_RECORD SET_

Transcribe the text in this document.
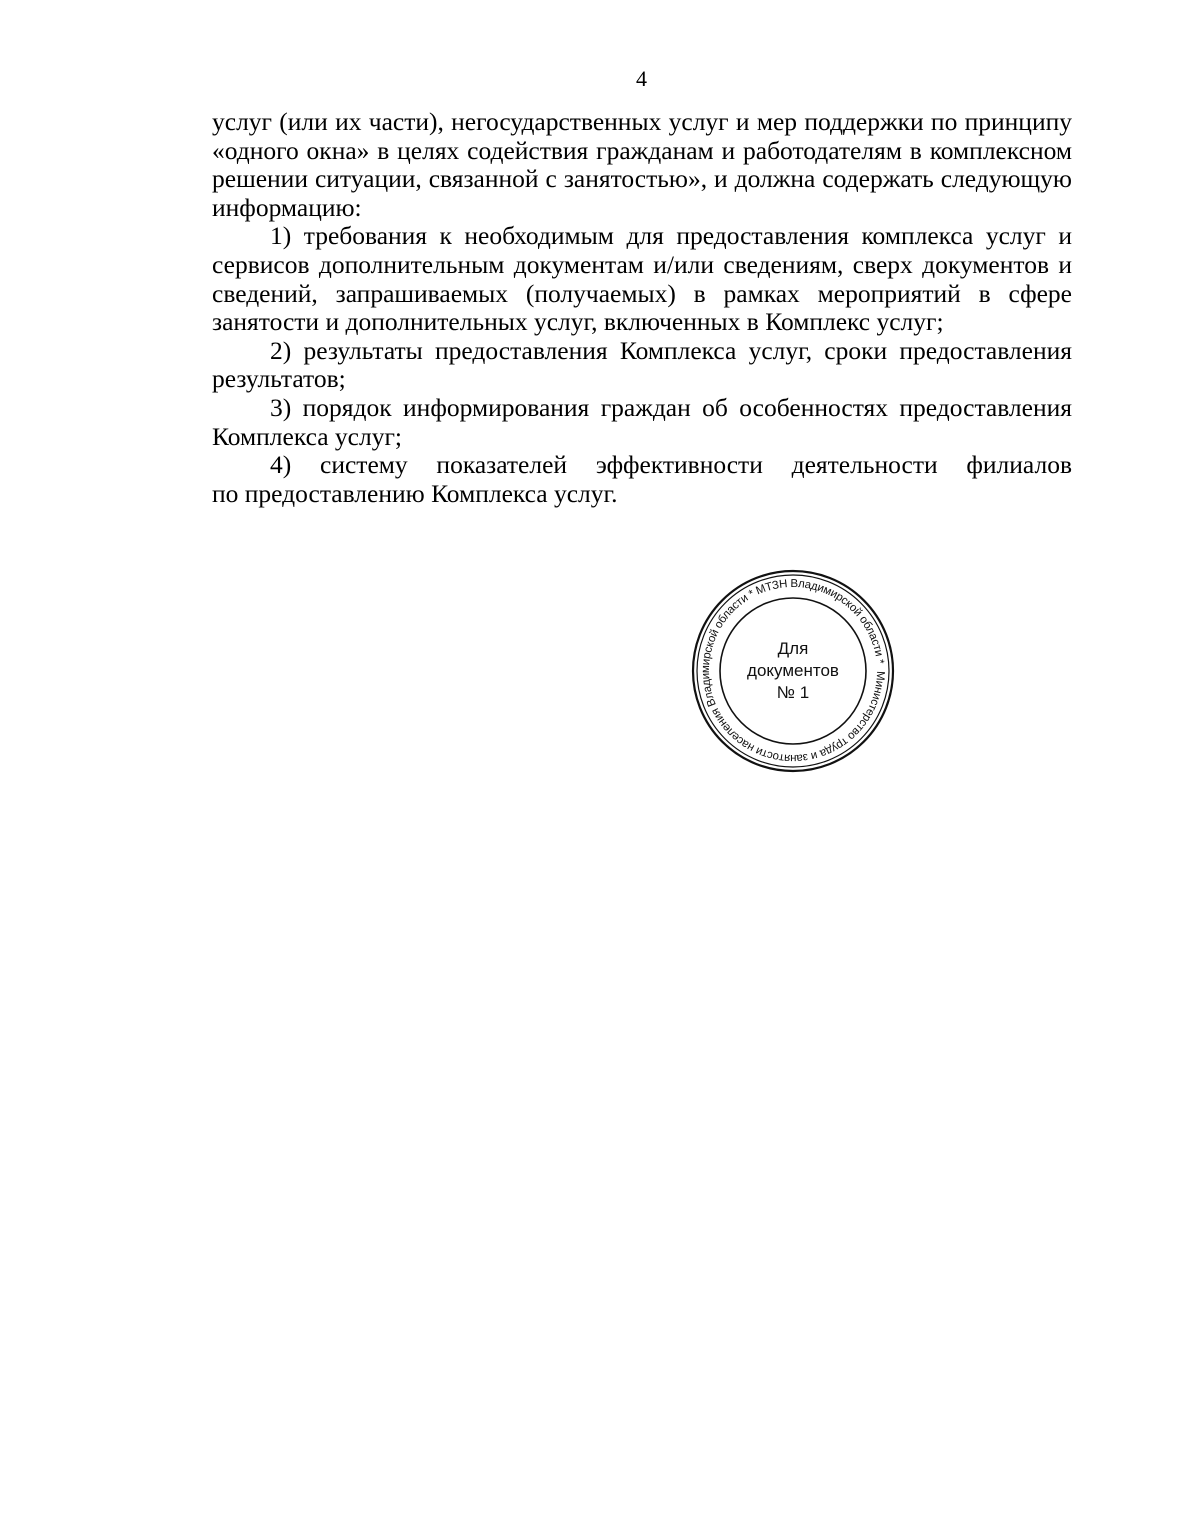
4

услуг (или их части), негосударственных услуг и мер поддержки по принципу «одного окна» в целях содействия гражданам и работодателям в комплексном решении ситуации, связанной с занятостью», и должна содержать следующую информацию:

1) требования к необходимым для предоставления комплекса услуг и сервисов дополнительным документам и/или сведениям, сверх документов и сведений, запрашиваемых (получаемых) в рамках мероприятий в сфере занятости и дополнительных услуг, включенных в Комплекс услуг;

2) результаты предоставления Комплекса услуг, сроки предоставления результатов;

3) порядок информирования граждан об особенностях предоставления Комплекса услуг;

4) систему показателей эффективности деятельности филиалов

по предоставлению Комплекса услуг.

Министерство труда и занятости населения Владимирской области * МТЗН Владимирской области *
Для
документов
№ 1
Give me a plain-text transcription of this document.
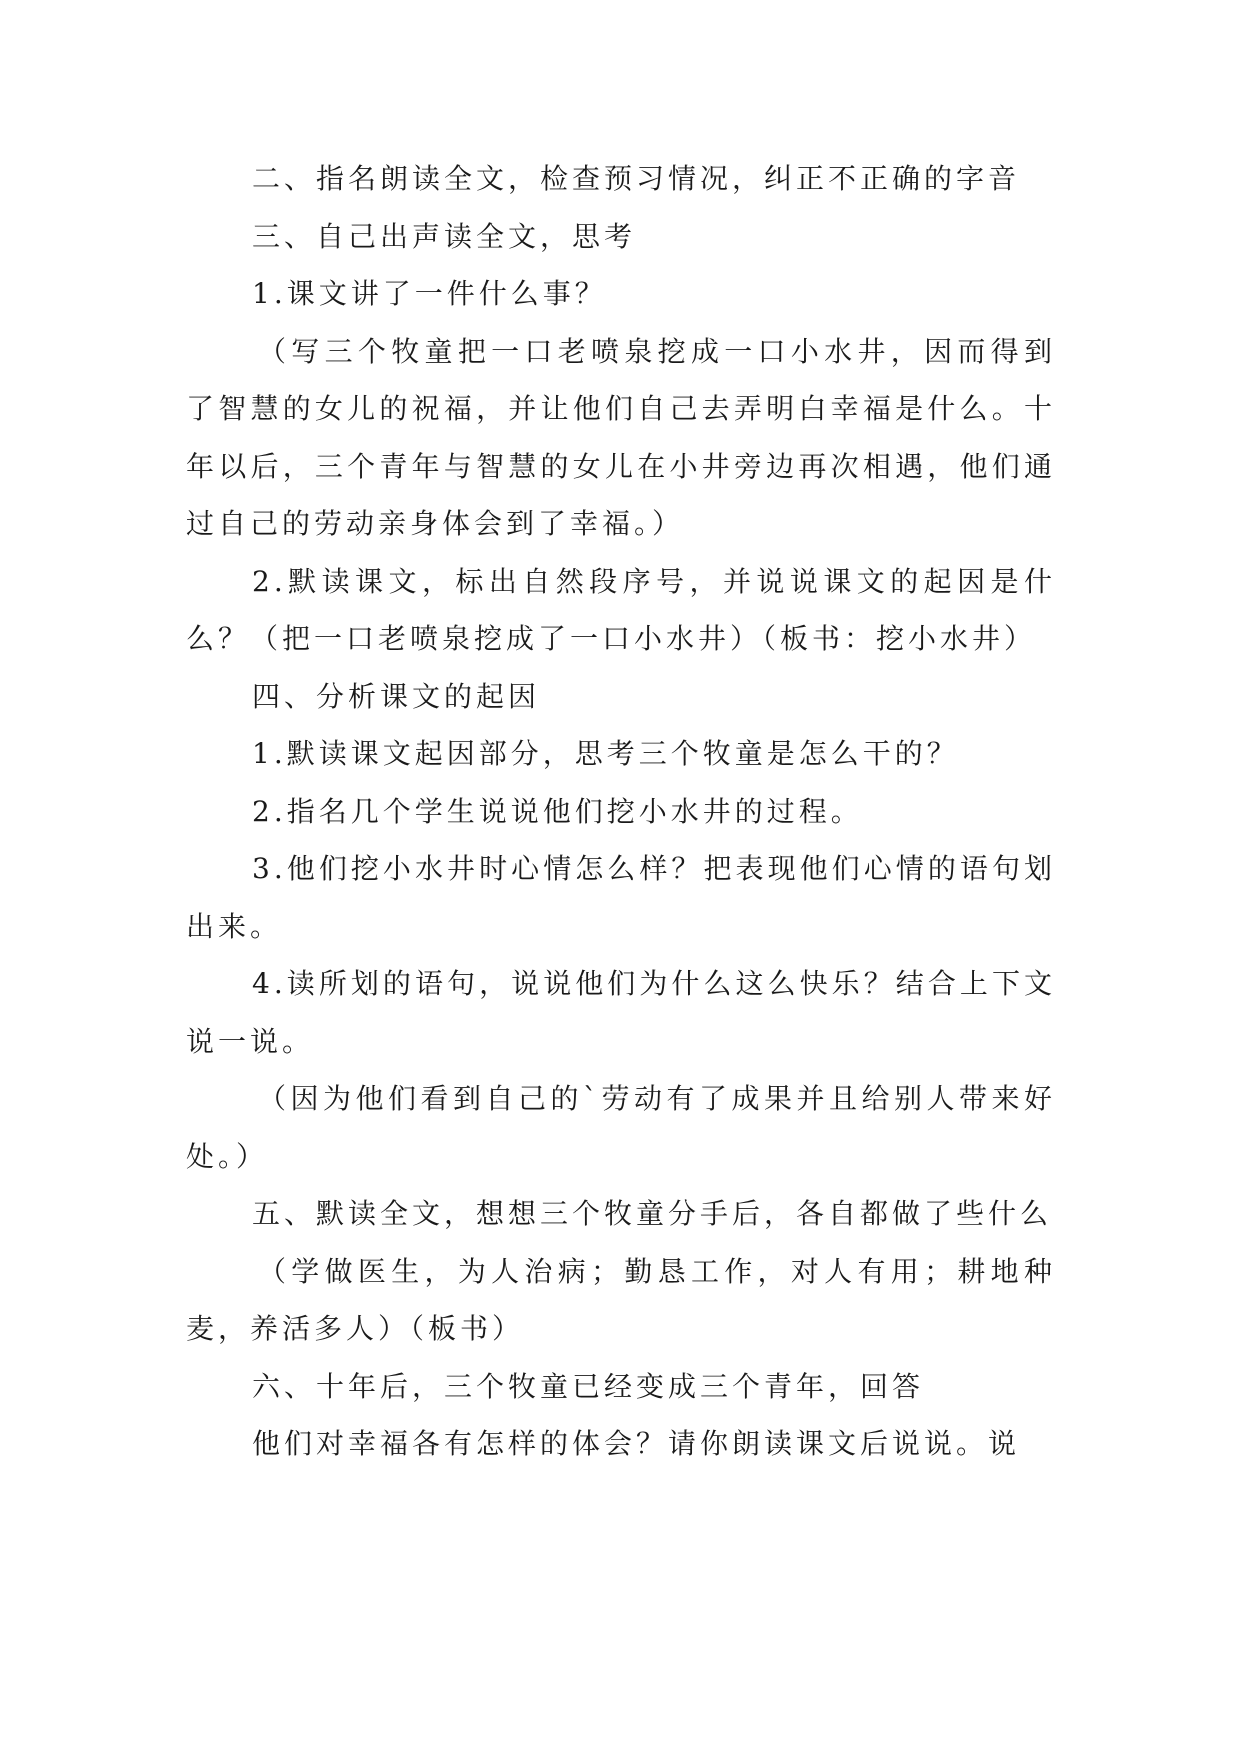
二、指名朗读全文，检查预习情况，纠正不正确的字音

三、自己出声读全文，思考

1.课文讲了一件什么事？

（写三个牧童把一口老喷泉挖成一口小水井，因而得到了智慧的女儿的祝福，并让他们自己去弄明白幸福是什么。十年以后，三个青年与智慧的女儿在小井旁边再次相遇，他们通过自己的劳动亲身体会到了幸福。）

2.默读课文，标出自然段序号，并说说课文的起因是什么？（把一口老喷泉挖成了一口小水井）（板书：挖小水井）

四、分析课文的起因

1.默读课文起因部分，思考三个牧童是怎么干的？

2.指名几个学生说说他们挖小水井的过程。

3.他们挖小水井时心情怎么样？把表现他们心情的语句划出来。

4.读所划的语句，说说他们为什么这么快乐？结合上下文说一说。

（因为他们看到自己的`劳动有了成果并且给别人带来好处。）

五、默读全文，想想三个牧童分手后，各自都做了些什么

（学做医生，为人治病；勤恳工作，对人有用；耕地种麦，养活多人）（板书）

六、十年后，三个牧童已经变成三个青年，回答

他们对幸福各有怎样的体会？请你朗读课文后说说。说
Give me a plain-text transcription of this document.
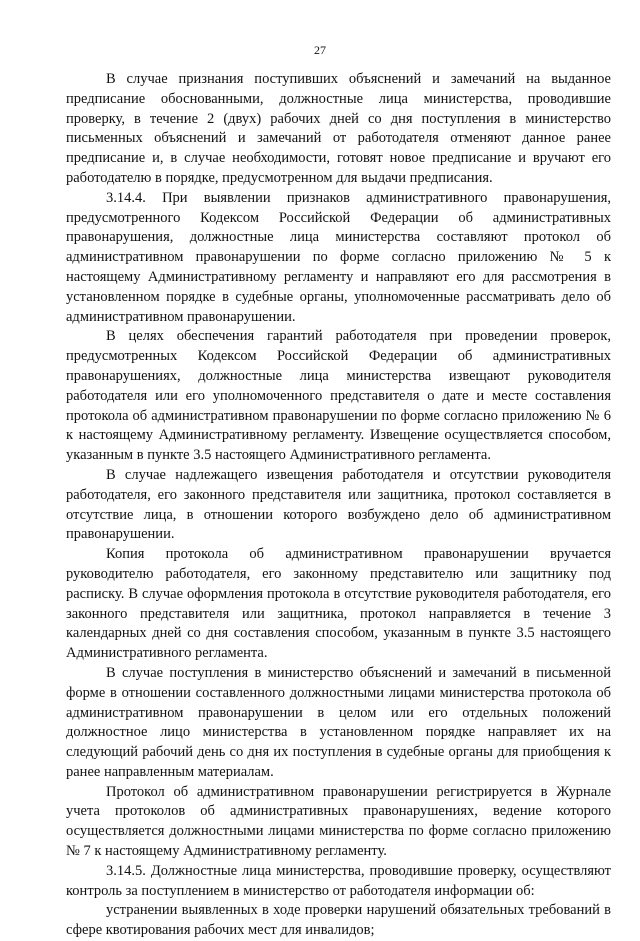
27

В случае признания поступивших объяснений и замечаний на выданное предписание обоснованными, должностные лица министерства, проводившие проверку, в течение 2 (двух) рабочих дней со дня поступления в министерство письменных объяснений и замечаний от работодателя отменяют данное ранее предписание и, в случае необходимости, готовят новое предписание и вручают его работодателю в порядке, предусмотренном для выдачи предписания.

3.14.4. При выявлении признаков административного правонарушения, предусмотренного Кодексом Российской Федерации об административных правонарушения, должностные лица министерства составляют протокол об административном правонарушении по форме согласно приложению № 5 к настоящему Административному регламенту и направляют его для рассмотрения в установленном порядке в судебные органы, уполномоченные рассматривать дело об административном правонарушении.

В целях обеспечения гарантий работодателя при проведении проверок, предусмотренных Кодексом Российской Федерации об административных правонарушениях, должностные лица министерства извещают руководителя работодателя или его уполномоченного представителя о дате и месте составления протокола об административном правонарушении по форме согласно приложению № 6 к настоящему Административному регламенту. Извещение осуществляется способом, указанным в пункте 3.5 настоящего Административного регламента.

В случае надлежащего извещения работодателя и отсутствии руководителя работодателя, его законного представителя или защитника, протокол составляется в отсутствие лица, в отношении которого возбуждено дело об административном правонарушении.

Копия протокола об административном правонарушении вручается руководителю работодателя, его законному представителю или защитнику под расписку. В случае оформления протокола в отсутствие руководителя работодателя, его законного представителя или защитника, протокол направляется в течение 3 календарных дней со дня составления способом, указанным в пункте 3.5 настоящего Административного регламента.

В случае поступления в министерство объяснений и замечаний в письменной форме в отношении составленного должностными лицами министерства протокола об административном правонарушении в целом или его отдельных положений должностное лицо министерства в установленном порядке направляет их на следующий рабочий день со дня их поступления в судебные органы для приобщения к ранее направленным материалам.

Протокол об административном правонарушении регистрируется в Журнале учета протоколов об административных правонарушениях, ведение которого осуществляется должностными лицами министерства по форме согласно приложению № 7 к настоящему Административному регламенту.

3.14.5. Должностные лица министерства, проводившие проверку, осуществляют контроль за поступлением в министерство от работодателя информации об:

устранении выявленных в ходе проверки нарушений обязательных требований в сфере квотирования рабочих мест для инвалидов;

_EXERCISE INSTRUCTIONS_
Which lines hold the word "сфере"? Show each one.

_EXERCISE ANSWER_
1) требования к необходимым для предоставления комплекса услуг и сервисов дополнительным документам и/или сведениям, сверх документов и сведений, запрашиваемых (получаемых) в рамках мероприятий в сфере занятости и дополнительных услуг, включенных в Комплекс услуг;
устранении выявленных в ходе проверки нарушений обязательных требований в сфере квотирования рабочих мест для инвалидов;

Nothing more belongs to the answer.